▶ **STATED PROBLEM**: Please repeat the article on APR and BPR changes and wills from "APR and BPR are" up to and including "assets on death.", substituting "private company" for "unquoted company".

Considering the impact of APR/BPR changes on wills: Where there’s a will there’s a way
What’s the point of having a will? As in, a Last Will and Testament.
It’s to do your bidding with your assets when you die. It’s to make sure that the things you leave behind go to the people you want them to – whether that’s to your spouse, your children or to a charity, for example. Put another way, if you will, the purpose of a will is to carry out your will. Without a Last Will and Testament, your assets will be distributed in accordance with the intestacy rules, so it’s really important to have one in place.
Tax is always an important consideration when wills are drafted. If there is a large Inheritance Tax liability on your death, your beneficiaries will obviously receive less value from your estate because the tax will need to be paid before the assets are distributed. A tax-efficient will should therefore be drafted in a way that enables any available tax reliefs to be claimed, in accordance with the prevailing tax rules.
But tax rules change. And when they change, it might mean that you need to update your will to make sure that you are still claiming any available tax reliefs in the most tax-efficient way.
Changes to the APR and BPR rules and the impact on wills
This is particularly true for people who are planning to claim Agricultural Property Relief (APR) or Business Property Relief (BPR) on their death estate, following the changes announced in the Autumn Budget last year.
APR and BPR are types of Inheritance Tax reliefs which can significantly reduce the value of a person’s estate on their death. Broadly, 100% BPR is available for shares in an unquoted company and/or an interest in a partnership, provided that it carries on a business which is mainly trading. APR is generally available for assets that are occupied for agricultural purposes. Other conditions also apply.
Until the Autumn Budget in October last year, there was no cap on the amount of APR or BPR that a person could claim. Provided that the assets fully qualified for 100% relief, no Inheritance Tax would be payable on those assets on death.
However, the Autumn Budget announced that a new £1M cap would be introduced for APR and BPR assets with effect from 6 April 2026. The £1M cap is a combined allowance for APR and BPR assets, and, crucially, it is not transferable between spouses. The new £1M cap will also apply to gifts made on or after 30 October 2024, where the donor dies within seven years but after 6 April 2026.
What’s the problem?
In recent years, wills for married couples wishing to claim APR and/or BPR have often looked like this:
Everything is left to the surviving spouse on death of the first spouse. On the death of the second spouse, everything is left to the children.

▶ **RECORDED DATA**:
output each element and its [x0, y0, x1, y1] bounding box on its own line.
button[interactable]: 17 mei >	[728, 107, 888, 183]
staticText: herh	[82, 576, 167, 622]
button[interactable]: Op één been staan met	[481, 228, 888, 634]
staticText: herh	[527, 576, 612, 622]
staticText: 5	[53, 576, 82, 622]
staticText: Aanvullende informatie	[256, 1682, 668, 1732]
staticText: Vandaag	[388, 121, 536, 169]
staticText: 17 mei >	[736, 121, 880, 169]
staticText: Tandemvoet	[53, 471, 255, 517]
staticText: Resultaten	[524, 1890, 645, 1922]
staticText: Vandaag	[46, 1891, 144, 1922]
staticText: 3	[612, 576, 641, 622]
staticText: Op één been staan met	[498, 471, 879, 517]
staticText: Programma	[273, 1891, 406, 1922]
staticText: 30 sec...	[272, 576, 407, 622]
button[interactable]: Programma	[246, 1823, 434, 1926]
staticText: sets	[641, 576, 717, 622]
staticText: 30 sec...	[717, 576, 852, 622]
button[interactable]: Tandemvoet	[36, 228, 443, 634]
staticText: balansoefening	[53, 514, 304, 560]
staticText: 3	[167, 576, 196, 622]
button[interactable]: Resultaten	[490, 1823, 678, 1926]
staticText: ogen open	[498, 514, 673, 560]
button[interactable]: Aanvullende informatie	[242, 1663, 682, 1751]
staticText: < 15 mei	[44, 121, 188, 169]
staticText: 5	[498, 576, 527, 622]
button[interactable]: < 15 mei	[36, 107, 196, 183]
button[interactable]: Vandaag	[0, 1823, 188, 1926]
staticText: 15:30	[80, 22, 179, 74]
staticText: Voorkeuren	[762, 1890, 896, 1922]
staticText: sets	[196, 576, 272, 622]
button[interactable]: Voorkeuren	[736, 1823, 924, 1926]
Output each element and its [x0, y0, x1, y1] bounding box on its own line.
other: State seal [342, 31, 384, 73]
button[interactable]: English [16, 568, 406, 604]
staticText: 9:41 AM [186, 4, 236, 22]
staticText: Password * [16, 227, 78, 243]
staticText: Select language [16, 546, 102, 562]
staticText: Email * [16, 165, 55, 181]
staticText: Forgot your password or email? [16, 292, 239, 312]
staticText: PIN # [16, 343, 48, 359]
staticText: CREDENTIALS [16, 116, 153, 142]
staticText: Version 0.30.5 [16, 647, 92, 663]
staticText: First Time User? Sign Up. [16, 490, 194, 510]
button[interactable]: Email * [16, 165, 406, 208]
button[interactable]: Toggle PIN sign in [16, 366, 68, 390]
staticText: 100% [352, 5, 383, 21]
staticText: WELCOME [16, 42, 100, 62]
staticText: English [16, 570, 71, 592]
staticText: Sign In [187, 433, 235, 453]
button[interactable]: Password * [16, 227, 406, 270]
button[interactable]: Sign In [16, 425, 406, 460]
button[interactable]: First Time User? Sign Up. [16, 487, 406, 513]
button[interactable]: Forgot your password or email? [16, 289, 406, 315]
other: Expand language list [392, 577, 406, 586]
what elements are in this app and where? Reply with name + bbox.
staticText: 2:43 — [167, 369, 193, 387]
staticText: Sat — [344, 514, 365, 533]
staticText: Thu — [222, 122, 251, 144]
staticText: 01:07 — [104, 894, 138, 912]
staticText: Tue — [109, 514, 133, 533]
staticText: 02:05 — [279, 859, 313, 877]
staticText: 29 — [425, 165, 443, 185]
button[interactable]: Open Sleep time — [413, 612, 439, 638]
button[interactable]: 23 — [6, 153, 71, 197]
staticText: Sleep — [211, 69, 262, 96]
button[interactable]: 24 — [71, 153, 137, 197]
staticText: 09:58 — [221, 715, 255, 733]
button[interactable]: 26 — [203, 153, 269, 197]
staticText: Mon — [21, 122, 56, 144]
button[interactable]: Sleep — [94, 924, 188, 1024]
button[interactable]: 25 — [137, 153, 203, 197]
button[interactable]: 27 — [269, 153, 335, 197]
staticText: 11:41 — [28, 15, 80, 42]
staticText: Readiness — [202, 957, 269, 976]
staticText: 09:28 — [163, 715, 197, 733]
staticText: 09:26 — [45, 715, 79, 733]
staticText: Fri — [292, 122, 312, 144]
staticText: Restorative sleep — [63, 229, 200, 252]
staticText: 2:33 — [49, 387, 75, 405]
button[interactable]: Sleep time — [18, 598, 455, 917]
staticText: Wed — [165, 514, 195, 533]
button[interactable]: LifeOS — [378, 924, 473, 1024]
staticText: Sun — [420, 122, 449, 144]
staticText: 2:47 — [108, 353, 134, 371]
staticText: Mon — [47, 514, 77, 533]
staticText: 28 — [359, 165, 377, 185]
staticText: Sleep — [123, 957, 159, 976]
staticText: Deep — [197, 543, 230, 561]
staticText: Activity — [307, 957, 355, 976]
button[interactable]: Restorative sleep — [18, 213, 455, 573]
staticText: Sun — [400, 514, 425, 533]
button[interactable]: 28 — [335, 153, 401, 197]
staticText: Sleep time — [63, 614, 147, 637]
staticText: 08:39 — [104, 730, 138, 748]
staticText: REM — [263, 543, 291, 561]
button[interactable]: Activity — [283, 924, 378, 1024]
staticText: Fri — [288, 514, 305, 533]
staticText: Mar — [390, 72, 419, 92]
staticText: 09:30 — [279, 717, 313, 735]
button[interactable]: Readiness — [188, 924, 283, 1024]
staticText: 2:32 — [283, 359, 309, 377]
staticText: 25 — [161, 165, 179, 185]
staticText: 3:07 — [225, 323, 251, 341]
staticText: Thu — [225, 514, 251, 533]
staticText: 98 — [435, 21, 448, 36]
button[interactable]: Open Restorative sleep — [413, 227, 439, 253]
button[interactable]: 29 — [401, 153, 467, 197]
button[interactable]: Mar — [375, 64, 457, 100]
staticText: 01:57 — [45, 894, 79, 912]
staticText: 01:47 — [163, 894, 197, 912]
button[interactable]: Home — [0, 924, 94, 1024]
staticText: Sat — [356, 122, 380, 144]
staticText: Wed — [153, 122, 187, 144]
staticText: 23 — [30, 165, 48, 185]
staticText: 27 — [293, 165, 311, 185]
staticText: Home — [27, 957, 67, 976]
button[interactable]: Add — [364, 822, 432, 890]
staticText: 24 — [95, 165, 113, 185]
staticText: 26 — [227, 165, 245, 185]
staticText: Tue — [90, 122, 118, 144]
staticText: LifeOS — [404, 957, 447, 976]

▶ **WRITTEN SOLUTION**:
APR and BPR are types of Inheritance Tax reliefs which can significantly reduce the value of a person’s estate on their death. Broadly, 100% BPR is available for shares in an private company and/or an interest in a partnership, provided that it carries on a business which is mainly trading. APR is generally available for assets that are occupied for agricultural purposes. Other conditions also apply.
Until the Autumn Budget in October last year, there was no cap on the amount of APR or BPR that a person could claim. Provided that the assets fully qualified for 100% relief, no Inheritance Tax would be payable on those assets on death.